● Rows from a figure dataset
-------
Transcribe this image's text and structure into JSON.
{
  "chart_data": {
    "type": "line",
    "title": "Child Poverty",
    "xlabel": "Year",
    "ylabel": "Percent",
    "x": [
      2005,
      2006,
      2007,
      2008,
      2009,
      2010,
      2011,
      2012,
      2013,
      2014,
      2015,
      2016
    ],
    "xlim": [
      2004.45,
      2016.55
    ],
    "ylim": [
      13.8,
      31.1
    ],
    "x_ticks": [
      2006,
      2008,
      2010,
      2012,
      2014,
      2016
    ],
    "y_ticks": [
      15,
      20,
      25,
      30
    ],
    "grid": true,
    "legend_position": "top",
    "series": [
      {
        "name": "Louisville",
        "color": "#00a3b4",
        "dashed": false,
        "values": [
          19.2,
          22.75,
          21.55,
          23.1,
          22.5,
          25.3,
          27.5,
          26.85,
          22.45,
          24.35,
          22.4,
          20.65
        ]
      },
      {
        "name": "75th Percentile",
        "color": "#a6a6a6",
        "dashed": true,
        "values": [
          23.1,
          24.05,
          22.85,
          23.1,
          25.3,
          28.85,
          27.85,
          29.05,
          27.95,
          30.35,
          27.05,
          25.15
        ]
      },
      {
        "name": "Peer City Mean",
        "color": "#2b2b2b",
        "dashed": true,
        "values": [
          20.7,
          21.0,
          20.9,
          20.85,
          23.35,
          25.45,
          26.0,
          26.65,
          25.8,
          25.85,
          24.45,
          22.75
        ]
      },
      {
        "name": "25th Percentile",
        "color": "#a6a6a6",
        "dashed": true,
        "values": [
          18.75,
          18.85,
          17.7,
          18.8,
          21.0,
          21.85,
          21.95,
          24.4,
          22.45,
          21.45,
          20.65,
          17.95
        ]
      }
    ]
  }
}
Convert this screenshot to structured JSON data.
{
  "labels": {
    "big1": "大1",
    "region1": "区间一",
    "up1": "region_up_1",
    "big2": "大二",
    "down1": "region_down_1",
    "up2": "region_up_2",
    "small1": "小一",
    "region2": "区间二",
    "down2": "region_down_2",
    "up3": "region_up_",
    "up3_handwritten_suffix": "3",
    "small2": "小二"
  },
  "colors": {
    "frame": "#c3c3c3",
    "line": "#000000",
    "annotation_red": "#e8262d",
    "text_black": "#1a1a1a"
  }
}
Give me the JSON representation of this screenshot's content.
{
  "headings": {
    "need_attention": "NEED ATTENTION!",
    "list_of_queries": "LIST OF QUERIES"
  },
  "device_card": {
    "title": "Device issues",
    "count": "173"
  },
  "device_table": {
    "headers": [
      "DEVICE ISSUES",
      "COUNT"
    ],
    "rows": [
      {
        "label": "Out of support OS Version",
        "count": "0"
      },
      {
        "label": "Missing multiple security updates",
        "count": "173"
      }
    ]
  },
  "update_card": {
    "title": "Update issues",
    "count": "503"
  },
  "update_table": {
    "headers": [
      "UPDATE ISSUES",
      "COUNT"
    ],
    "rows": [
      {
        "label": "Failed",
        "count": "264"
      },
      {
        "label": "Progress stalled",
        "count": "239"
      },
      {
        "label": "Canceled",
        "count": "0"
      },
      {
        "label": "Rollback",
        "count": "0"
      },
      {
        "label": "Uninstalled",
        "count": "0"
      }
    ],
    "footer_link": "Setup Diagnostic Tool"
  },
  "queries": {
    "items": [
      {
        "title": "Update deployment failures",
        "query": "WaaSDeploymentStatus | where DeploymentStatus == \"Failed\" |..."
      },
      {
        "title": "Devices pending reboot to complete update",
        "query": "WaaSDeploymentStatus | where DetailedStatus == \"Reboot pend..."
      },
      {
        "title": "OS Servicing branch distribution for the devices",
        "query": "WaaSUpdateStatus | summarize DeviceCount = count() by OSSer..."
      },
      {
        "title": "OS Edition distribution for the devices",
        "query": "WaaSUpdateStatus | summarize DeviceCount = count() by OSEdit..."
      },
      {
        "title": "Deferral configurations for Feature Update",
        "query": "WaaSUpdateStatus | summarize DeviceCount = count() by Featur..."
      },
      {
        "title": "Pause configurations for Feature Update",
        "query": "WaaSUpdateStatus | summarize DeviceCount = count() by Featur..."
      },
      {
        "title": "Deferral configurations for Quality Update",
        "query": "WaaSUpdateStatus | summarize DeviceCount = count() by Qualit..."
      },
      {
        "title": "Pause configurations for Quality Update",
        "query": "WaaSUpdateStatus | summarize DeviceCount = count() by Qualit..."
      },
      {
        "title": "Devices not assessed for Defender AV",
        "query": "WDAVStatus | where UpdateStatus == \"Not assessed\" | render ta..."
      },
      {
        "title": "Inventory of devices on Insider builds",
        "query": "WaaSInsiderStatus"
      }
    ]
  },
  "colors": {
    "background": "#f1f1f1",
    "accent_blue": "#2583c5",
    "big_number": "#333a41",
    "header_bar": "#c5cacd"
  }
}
-------
● PROBLEM REQUIREMENTS
Return all of the data precisely as it appears.

● CORRECT RESULT
Transcribe this image's text and structure into JSON.
{
  "chart_data": {
    "type": "line",
    "title": "Child Poverty",
    "xlabel": "Year",
    "ylabel": "Percent",
    "x": [
      2005,
      2006,
      2007,
      2008,
      2009,
      2010,
      2011,
      2012,
      2013,
      2014,
      2015,
      2016
    ],
    "xlim": [
      2004.45,
      2016.55
    ],
    "ylim": [
      13.8,
      31.1
    ],
    "x_ticks": [
      2006,
      2008,
      2010,
      2012,
      2014,
      2016
    ],
    "y_ticks": [
      15,
      20,
      25,
      30
    ],
    "grid": true,
    "legend_position": "top",
    "series": [
      {
        "name": "Louisville",
        "color": "#00a3b4",
        "dashed": false,
        "values": [
          19.2,
          22.75,
          21.55,
          23.1,
          22.5,
          25.3,
          27.5,
          26.85,
          22.45,
          24.35,
          22.4,
          20.65
        ]
      },
      {
        "name": "75th Percentile",
        "color": "#a6a6a6",
        "dashed": true,
        "values": [
          23.1,
          24.05,
          22.85,
          23.1,
          25.3,
          28.85,
          27.85,
          29.05,
          27.95,
          30.35,
          27.05,
          25.15
        ]
      },
      {
        "name": "Peer City Mean",
        "color": "#2b2b2b",
        "dashed": true,
        "values": [
          20.7,
          21.0,
          20.9,
          20.85,
          23.35,
          25.45,
          26.0,
          26.65,
          25.8,
          25.85,
          24.45,
          22.75
        ]
      },
      {
        "name": "25th Percentile",
        "color": "#a6a6a6",
        "dashed": true,
        "values": [
          18.75,
          18.85,
          17.7,
          18.8,
          21.0,
          21.85,
          21.95,
          24.4,
          22.45,
          21.45,
          20.65,
          17.95
        ]
      }
    ]
  }
}
Convert this screenshot to structured JSON data.
{
  "labels": {
    "big1": "大1",
    "region1": "区间一",
    "up1": "region_up_1",
    "big2": "大二",
    "down1": "region_down_1",
    "up2": "region_up_2",
    "small1": "小一",
    "region2": "区间二",
    "down2": "region_down_2",
    "up3": "region_up_",
    "up3_handwritten_suffix": "3",
    "small2": "小二"
  },
  "colors": {
    "frame": "#c3c3c3",
    "line": "#000000",
    "annotation_red": "#e8262d",
    "text_black": "#1a1a1a"
  }
}
Give me the JSON representation of this screenshot's content.
{
  "headings": {
    "need_attention": "NEED ATTENTION!",
    "list_of_queries": "LIST OF QUERIES"
  },
  "device_card": {
    "title": "Device issues",
    "count": "173"
  },
  "device_table": {
    "headers": [
      "DEVICE ISSUES",
      "COUNT"
    ],
    "rows": [
      {
        "label": "Out of support OS Version",
        "count": "0"
      },
      {
        "label": "Missing multiple security updates",
        "count": "173"
      }
    ]
  },
  "update_card": {
    "title": "Update issues",
    "count": "503"
  },
  "update_table": {
    "headers": [
      "UPDATE ISSUES",
      "COUNT"
    ],
    "rows": [
      {
        "label": "Failed",
        "count": "264"
      },
      {
        "label": "Progress stalled",
        "count": "239"
      },
      {
        "label": "Canceled",
        "count": "0"
      },
      {
        "label": "Rollback",
        "count": "0"
      },
      {
        "label": "Uninstalled",
        "count": "0"
      }
    ],
    "footer_link": "Setup Diagnostic Tool"
  },
  "queries": {
    "items": [
      {
        "title": "Update deployment failures",
        "query": "WaaSDeploymentStatus | where DeploymentStatus == \"Failed\" |..."
      },
      {
        "title": "Devices pending reboot to complete update",
        "query": "WaaSDeploymentStatus | where DetailedStatus == \"Reboot pend..."
      },
      {
        "title": "OS Servicing branch distribution for the devices",
        "query": "WaaSUpdateStatus | summarize DeviceCount = count() by OSSer..."
      },
      {
        "title": "OS Edition distribution for the devices",
        "query": "WaaSUpdateStatus | summarize DeviceCount = count() by OSEdit..."
      },
      {
        "title": "Deferral configurations for Feature Update",
        "query": "WaaSUpdateStatus | summarize DeviceCount = count() by Featur..."
      },
      {
        "title": "Pause configurations for Feature Update",
        "query": "WaaSUpdateStatus | summarize DeviceCount = count() by Featur..."
      },
      {
        "title": "Deferral configurations for Quality Update",
        "query": "WaaSUpdateStatus | summarize DeviceCount = count() by Qualit..."
      },
      {
        "title": "Pause configurations for Quality Update",
        "query": "WaaSUpdateStatus | summarize DeviceCount = count() by Qualit..."
      },
      {
        "title": "Devices not assessed for Defender AV",
        "query": "WDAVStatus | where UpdateStatus == \"Not assessed\" | render ta..."
      },
      {
        "title": "Inventory of devices on Insider builds",
        "query": "WaaSInsiderStatus"
      }
    ]
  },
  "colors": {
    "background": "#f1f1f1",
    "accent_blue": "#2583c5",
    "big_number": "#333a41",
    "header_bar": "#c5cacd"
  }
}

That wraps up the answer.